INSTRUCTIONS FOR THE TASK |
Exact repetition is required: output every record in full.

SOURCE RECORDS |
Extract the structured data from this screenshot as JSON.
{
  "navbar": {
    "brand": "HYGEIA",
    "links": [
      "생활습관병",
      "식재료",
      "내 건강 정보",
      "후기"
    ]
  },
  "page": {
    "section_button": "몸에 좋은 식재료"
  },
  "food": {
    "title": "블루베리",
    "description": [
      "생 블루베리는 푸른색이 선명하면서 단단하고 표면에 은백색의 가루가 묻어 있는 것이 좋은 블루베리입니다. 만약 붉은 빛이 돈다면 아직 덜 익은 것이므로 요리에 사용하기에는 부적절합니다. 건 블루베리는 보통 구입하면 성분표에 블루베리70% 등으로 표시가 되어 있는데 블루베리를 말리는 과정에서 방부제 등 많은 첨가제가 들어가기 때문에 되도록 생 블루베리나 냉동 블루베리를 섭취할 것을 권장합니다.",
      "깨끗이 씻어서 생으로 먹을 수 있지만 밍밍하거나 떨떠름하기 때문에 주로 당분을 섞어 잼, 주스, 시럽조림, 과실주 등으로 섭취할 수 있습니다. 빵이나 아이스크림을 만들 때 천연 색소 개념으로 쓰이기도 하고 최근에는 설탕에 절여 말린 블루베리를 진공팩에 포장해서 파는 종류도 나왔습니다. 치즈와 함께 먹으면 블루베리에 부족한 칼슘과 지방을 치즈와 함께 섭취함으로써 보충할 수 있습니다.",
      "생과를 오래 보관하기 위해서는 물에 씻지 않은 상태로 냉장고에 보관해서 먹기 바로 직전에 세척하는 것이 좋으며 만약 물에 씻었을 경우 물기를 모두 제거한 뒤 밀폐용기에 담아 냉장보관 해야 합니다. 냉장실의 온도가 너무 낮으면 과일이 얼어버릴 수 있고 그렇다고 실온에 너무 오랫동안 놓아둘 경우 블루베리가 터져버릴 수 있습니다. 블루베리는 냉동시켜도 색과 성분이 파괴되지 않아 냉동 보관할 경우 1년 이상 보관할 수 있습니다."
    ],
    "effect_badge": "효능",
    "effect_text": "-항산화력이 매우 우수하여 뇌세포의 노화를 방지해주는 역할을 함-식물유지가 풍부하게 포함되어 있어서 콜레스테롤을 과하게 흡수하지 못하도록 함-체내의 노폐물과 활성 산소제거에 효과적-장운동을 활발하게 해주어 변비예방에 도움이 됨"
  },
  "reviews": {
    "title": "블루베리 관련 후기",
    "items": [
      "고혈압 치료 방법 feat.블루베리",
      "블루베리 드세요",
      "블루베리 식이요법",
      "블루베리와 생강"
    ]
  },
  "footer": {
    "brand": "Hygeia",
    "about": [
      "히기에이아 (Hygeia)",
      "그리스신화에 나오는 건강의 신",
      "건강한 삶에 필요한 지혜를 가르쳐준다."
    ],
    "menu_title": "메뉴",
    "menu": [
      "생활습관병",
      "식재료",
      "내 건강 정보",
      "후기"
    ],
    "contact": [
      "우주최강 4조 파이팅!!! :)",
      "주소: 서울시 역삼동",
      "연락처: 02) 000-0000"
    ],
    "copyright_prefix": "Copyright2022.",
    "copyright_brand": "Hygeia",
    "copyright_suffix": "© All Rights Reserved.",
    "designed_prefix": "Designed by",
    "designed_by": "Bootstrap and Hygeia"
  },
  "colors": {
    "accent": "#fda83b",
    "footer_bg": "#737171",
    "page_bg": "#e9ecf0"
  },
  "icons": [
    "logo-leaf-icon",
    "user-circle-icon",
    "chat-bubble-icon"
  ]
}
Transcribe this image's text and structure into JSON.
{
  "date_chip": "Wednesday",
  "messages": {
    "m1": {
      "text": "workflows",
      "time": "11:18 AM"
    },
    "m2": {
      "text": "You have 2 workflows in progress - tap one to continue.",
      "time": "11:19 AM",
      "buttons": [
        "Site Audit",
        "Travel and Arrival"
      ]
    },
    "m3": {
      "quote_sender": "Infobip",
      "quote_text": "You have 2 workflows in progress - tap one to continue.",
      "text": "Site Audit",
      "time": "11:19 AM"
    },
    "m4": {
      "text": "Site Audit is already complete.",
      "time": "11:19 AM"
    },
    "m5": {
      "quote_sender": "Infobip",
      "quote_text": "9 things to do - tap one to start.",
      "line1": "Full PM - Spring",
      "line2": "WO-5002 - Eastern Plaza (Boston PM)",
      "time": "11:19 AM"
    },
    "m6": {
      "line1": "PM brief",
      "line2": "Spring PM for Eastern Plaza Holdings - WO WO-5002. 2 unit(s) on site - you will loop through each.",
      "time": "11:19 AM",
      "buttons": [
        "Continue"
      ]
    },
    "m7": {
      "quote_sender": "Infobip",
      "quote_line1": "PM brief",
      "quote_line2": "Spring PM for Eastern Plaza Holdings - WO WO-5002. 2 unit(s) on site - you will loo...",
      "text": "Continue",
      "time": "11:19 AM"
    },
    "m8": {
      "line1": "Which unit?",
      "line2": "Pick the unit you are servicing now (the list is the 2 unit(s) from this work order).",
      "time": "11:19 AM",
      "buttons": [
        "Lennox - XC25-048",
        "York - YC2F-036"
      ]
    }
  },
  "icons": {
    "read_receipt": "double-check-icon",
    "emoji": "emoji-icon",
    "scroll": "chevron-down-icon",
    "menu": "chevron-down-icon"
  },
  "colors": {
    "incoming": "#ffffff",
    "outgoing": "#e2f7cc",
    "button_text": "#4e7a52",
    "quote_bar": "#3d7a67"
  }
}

CORRECT OUTPUT |
Extract the structured data from this screenshot as JSON.
{
  "navbar": {
    "brand": "HYGEIA",
    "links": [
      "생활습관병",
      "식재료",
      "내 건강 정보",
      "후기"
    ]
  },
  "page": {
    "section_button": "몸에 좋은 식재료"
  },
  "food": {
    "title": "블루베리",
    "description": [
      "생 블루베리는 푸른색이 선명하면서 단단하고 표면에 은백색의 가루가 묻어 있는 것이 좋은 블루베리입니다. 만약 붉은 빛이 돈다면 아직 덜 익은 것이므로 요리에 사용하기에는 부적절합니다. 건 블루베리는 보통 구입하면 성분표에 블루베리70% 등으로 표시가 되어 있는데 블루베리를 말리는 과정에서 방부제 등 많은 첨가제가 들어가기 때문에 되도록 생 블루베리나 냉동 블루베리를 섭취할 것을 권장합니다.",
      "깨끗이 씻어서 생으로 먹을 수 있지만 밍밍하거나 떨떠름하기 때문에 주로 당분을 섞어 잼, 주스, 시럽조림, 과실주 등으로 섭취할 수 있습니다. 빵이나 아이스크림을 만들 때 천연 색소 개념으로 쓰이기도 하고 최근에는 설탕에 절여 말린 블루베리를 진공팩에 포장해서 파는 종류도 나왔습니다. 치즈와 함께 먹으면 블루베리에 부족한 칼슘과 지방을 치즈와 함께 섭취함으로써 보충할 수 있습니다.",
      "생과를 오래 보관하기 위해서는 물에 씻지 않은 상태로 냉장고에 보관해서 먹기 바로 직전에 세척하는 것이 좋으며 만약 물에 씻었을 경우 물기를 모두 제거한 뒤 밀폐용기에 담아 냉장보관 해야 합니다. 냉장실의 온도가 너무 낮으면 과일이 얼어버릴 수 있고 그렇다고 실온에 너무 오랫동안 놓아둘 경우 블루베리가 터져버릴 수 있습니다. 블루베리는 냉동시켜도 색과 성분이 파괴되지 않아 냉동 보관할 경우 1년 이상 보관할 수 있습니다."
    ],
    "effect_badge": "효능",
    "effect_text": "-항산화력이 매우 우수하여 뇌세포의 노화를 방지해주는 역할을 함-식물유지가 풍부하게 포함되어 있어서 콜레스테롤을 과하게 흡수하지 못하도록 함-체내의 노폐물과 활성 산소제거에 효과적-장운동을 활발하게 해주어 변비예방에 도움이 됨"
  },
  "reviews": {
    "title": "블루베리 관련 후기",
    "items": [
      "고혈압 치료 방법 feat.블루베리",
      "블루베리 드세요",
      "블루베리 식이요법",
      "블루베리와 생강"
    ]
  },
  "footer": {
    "brand": "Hygeia",
    "about": [
      "히기에이아 (Hygeia)",
      "그리스신화에 나오는 건강의 신",
      "건강한 삶에 필요한 지혜를 가르쳐준다."
    ],
    "menu_title": "메뉴",
    "menu": [
      "생활습관병",
      "식재료",
      "내 건강 정보",
      "후기"
    ],
    "contact": [
      "우주최강 4조 파이팅!!! :)",
      "주소: 서울시 역삼동",
      "연락처: 02) 000-0000"
    ],
    "copyright_prefix": "Copyright2022.",
    "copyright_brand": "Hygeia",
    "copyright_suffix": "© All Rights Reserved.",
    "designed_prefix": "Designed by",
    "designed_by": "Bootstrap and Hygeia"
  },
  "colors": {
    "accent": "#fda83b",
    "footer_bg": "#737171",
    "page_bg": "#e9ecf0"
  },
  "icons": [
    "logo-leaf-icon",
    "user-circle-icon",
    "chat-bubble-icon"
  ]
}
Transcribe this image's text and structure into JSON.
{
  "date_chip": "Wednesday",
  "messages": {
    "m1": {
      "text": "workflows",
      "time": "11:18 AM"
    },
    "m2": {
      "text": "You have 2 workflows in progress - tap one to continue.",
      "time": "11:19 AM",
      "buttons": [
        "Site Audit",
        "Travel and Arrival"
      ]
    },
    "m3": {
      "quote_sender": "Infobip",
      "quote_text": "You have 2 workflows in progress - tap one to continue.",
      "text": "Site Audit",
      "time": "11:19 AM"
    },
    "m4": {
      "text": "Site Audit is already complete.",
      "time": "11:19 AM"
    },
    "m5": {
      "quote_sender": "Infobip",
      "quote_text": "9 things to do - tap one to start.",
      "line1": "Full PM - Spring",
      "line2": "WO-5002 - Eastern Plaza (Boston PM)",
      "time": "11:19 AM"
    },
    "m6": {
      "line1": "PM brief",
      "line2": "Spring PM for Eastern Plaza Holdings - WO WO-5002. 2 unit(s) on site - you will loop through each.",
      "time": "11:19 AM",
      "buttons": [
        "Continue"
      ]
    },
    "m7": {
      "quote_sender": "Infobip",
      "quote_line1": "PM brief",
      "quote_line2": "Spring PM for Eastern Plaza Holdings - WO WO-5002. 2 unit(s) on site - you will loo...",
      "text": "Continue",
      "time": "11:19 AM"
    },
    "m8": {
      "line1": "Which unit?",
      "line2": "Pick the unit you are servicing now (the list is the 2 unit(s) from this work order).",
      "time": "11:19 AM",
      "buttons": [
        "Lennox - XC25-048",
        "York - YC2F-036"
      ]
    }
  },
  "icons": {
    "read_receipt": "double-check-icon",
    "emoji": "emoji-icon",
    "scroll": "chevron-down-icon",
    "menu": "chevron-down-icon"
  },
  "colors": {
    "incoming": "#ffffff",
    "outgoing": "#e2f7cc",
    "button_text": "#4e7a52",
    "quote_bar": "#3d7a67"
  }
}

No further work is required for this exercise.